Which lines in the entries below contain the string "point"? Return each of those lines in full.

(Layout element annotations)
======

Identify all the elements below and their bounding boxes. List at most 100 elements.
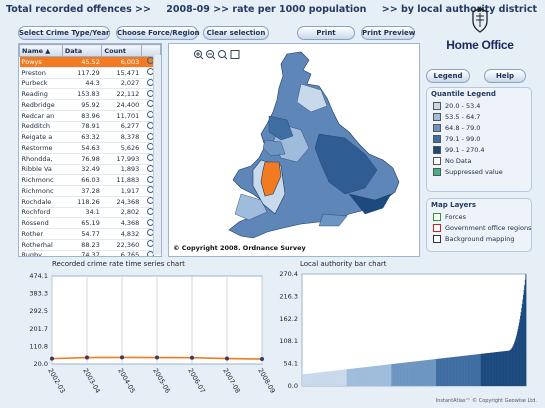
- la-bar[interactable]: [318, 372, 319, 386]
- quantile-legend-item[interactable]: 99.1 - 270.4: [427, 144, 531, 155]
- la-bar[interactable]: [484, 353, 486, 386]
- la-bar[interactable]: [396, 363, 398, 386]
- la-bar[interactable]: [362, 367, 364, 386]
- la-bar[interactable]: [410, 361, 412, 386]
- la-bar[interactable]: [381, 365, 383, 386]
- la-bar[interactable]: [466, 355, 468, 386]
- la-bar[interactable]: [414, 361, 416, 386]
- la-bar[interactable]: [318, 372, 320, 386]
- la-bar[interactable]: [384, 364, 386, 386]
- la-bar[interactable]: [302, 374, 303, 386]
- la-bar[interactable]: [324, 371, 326, 386]
- la-bar[interactable]: [369, 366, 371, 386]
- la-bar[interactable]: [459, 356, 461, 386]
- la-bar[interactable]: [469, 355, 471, 386]
- la-bar[interactable]: [434, 359, 436, 386]
- la-bar[interactable]: [512, 346, 514, 386]
- la-bar[interactable]: [395, 363, 397, 386]
- choropleth-map[interactable]: [169, 44, 419, 256]
- la-bar[interactable]: [350, 368, 352, 386]
- la-bar[interactable]: [432, 359, 434, 386]
- la-bar[interactable]: [508, 350, 510, 386]
- table-row[interactable]: Rotherhal 88.23 22,360: [19, 239, 161, 251]
- la-bar[interactable]: [442, 358, 443, 386]
- la-bar[interactable]: [396, 363, 398, 386]
- la-bar[interactable]: [338, 370, 340, 386]
- la-bar[interactable]: [307, 373, 309, 386]
- quantile-legend-item[interactable]: 64.8 - 79.0: [427, 122, 531, 133]
- la-bar[interactable]: [500, 351, 502, 386]
- la-bar[interactable]: [425, 360, 427, 386]
- la-bar[interactable]: [509, 350, 511, 386]
- layer-checkbox[interactable]: [433, 223, 441, 232]
- la-bar[interactable]: [337, 370, 339, 386]
- la-bar[interactable]: [375, 365, 377, 386]
- la-bar[interactable]: [335, 370, 337, 386]
- la-bar[interactable]: [443, 358, 445, 386]
- la-bar[interactable]: [477, 354, 479, 386]
- la-bar[interactable]: [487, 353, 489, 386]
- la-bar[interactable]: [313, 373, 315, 386]
- data-point[interactable]: [50, 356, 54, 361]
- la-bar[interactable]: [353, 368, 355, 386]
- table-row[interactable]: Rother 54.77 4,832: [19, 228, 161, 240]
- la-bar-chart[interactable]: 270.4 216.3 162.2 108.1 54.1 0.0: [270, 268, 540, 396]
- la-bar[interactable]: [329, 371, 331, 386]
- la-bar[interactable]: [438, 358, 440, 386]
- la-bar[interactable]: [381, 365, 383, 386]
- zoom-extent-icon[interactable]: [218, 50, 228, 60]
- la-bar[interactable]: [411, 361, 412, 386]
- la-bar[interactable]: [340, 370, 342, 386]
- la-bar[interactable]: [354, 368, 356, 386]
- la-bar[interactable]: [499, 351, 501, 386]
- la-bar[interactable]: [510, 349, 512, 386]
- la-bar[interactable]: [483, 353, 485, 386]
- la-bar[interactable]: [399, 363, 401, 386]
- la-bar[interactable]: [429, 359, 431, 386]
- quantile-legend-item[interactable]: Suppressed value: [427, 166, 531, 177]
- la-bar[interactable]: [421, 360, 423, 386]
- la-bar[interactable]: [380, 365, 381, 386]
- la-bar[interactable]: [433, 359, 434, 386]
- la-bar[interactable]: [464, 355, 466, 386]
- full-extent-icon[interactable]: [230, 50, 240, 59]
- la-bar[interactable]: [472, 354, 474, 386]
- la-bar[interactable]: [473, 354, 475, 386]
- la-bar[interactable]: [458, 356, 459, 386]
- la-bar[interactable]: [480, 353, 482, 386]
- la-bar[interactable]: [474, 354, 476, 386]
- la-bar[interactable]: [511, 348, 513, 386]
- la-bar[interactable]: [440, 358, 442, 386]
- la-bar[interactable]: [344, 369, 346, 386]
- la-bar[interactable]: [328, 371, 330, 386]
- la-bar[interactable]: [378, 365, 380, 386]
- la-bar[interactable]: [303, 374, 305, 386]
- la-bar[interactable]: [479, 353, 481, 386]
- la-bar[interactable]: [421, 360, 423, 386]
- la-bar[interactable]: [489, 352, 491, 386]
- la-bar[interactable]: [332, 370, 334, 386]
- la-bar[interactable]: [407, 362, 409, 386]
- la-bar[interactable]: [358, 367, 360, 386]
- la-bar[interactable]: [414, 361, 415, 386]
- la-bar[interactable]: [303, 374, 305, 386]
- la-bar[interactable]: [391, 364, 393, 386]
- table-row[interactable]: Reigate a 63.32 8,378: [19, 131, 161, 143]
- table-row[interactable]: Ribble Va 32.49 1,893: [19, 164, 161, 176]
- la-bar[interactable]: [374, 366, 375, 386]
- la-bar[interactable]: [498, 351, 499, 386]
- select-crime-type-button[interactable]: Select Crime Type/Year: [18, 26, 110, 40]
- table-row[interactable]: Rhondda, 76.98 17,993: [19, 153, 161, 165]
- la-bar[interactable]: [364, 367, 366, 386]
- la-bar[interactable]: [370, 366, 372, 386]
- data-point[interactable]: [225, 356, 229, 361]
- la-bar[interactable]: [324, 371, 325, 386]
- la-bar[interactable]: [359, 367, 361, 386]
- la-bar[interactable]: [346, 369, 348, 386]
- la-bar[interactable]: [313, 373, 315, 386]
- la-bar[interactable]: [515, 338, 517, 386]
- column-header-count[interactable]: Count: [101, 44, 142, 57]
- la-bar[interactable]: [416, 361, 418, 386]
- la-bar[interactable]: [511, 347, 513, 386]
- data-point[interactable]: [85, 355, 89, 360]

======

* **Answer for the task**:
- data-point[interactable]: [50, 356, 54, 361]
- data-point[interactable]: [225, 356, 229, 361]
- data-point[interactable]: [85, 355, 89, 360]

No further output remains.